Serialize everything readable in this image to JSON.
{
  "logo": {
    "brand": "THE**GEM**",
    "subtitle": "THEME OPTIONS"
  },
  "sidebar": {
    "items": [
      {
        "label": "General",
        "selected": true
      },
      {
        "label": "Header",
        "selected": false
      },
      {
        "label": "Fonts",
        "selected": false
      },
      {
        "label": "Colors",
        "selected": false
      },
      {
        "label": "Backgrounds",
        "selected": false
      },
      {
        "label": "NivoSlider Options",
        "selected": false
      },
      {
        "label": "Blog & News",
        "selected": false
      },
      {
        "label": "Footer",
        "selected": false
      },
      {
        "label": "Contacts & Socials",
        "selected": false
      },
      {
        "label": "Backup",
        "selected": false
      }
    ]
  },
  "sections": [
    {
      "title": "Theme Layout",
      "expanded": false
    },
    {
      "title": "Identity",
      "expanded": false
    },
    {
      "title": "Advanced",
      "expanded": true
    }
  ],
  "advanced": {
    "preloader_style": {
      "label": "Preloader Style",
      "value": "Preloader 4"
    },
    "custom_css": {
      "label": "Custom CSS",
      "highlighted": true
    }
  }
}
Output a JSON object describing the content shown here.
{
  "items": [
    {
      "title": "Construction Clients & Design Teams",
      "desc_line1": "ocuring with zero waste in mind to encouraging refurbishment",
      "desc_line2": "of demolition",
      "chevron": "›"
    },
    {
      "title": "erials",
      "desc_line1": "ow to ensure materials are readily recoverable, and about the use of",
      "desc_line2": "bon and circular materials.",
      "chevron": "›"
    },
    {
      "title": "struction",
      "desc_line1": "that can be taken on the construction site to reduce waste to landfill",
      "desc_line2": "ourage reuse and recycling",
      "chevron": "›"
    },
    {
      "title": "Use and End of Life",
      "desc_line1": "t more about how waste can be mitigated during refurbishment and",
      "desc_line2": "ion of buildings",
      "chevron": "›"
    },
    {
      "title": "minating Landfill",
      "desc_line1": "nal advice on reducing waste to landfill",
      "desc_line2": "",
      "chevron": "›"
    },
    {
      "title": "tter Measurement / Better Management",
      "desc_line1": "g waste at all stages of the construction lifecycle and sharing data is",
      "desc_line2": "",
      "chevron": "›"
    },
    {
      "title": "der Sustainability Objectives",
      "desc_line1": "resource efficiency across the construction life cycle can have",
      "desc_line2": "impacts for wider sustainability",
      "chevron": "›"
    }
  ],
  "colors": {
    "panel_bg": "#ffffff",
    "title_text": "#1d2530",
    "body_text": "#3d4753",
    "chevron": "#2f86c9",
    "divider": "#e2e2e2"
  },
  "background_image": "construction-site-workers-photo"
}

Exercise instructions:
Pick out all the lines with the word "materials" in them and copy them.

Solution for this task:
      "desc_line1": "ow to ensure materials are readily recoverable, and about the use of",
      "desc_line2": "bon and circular materials.",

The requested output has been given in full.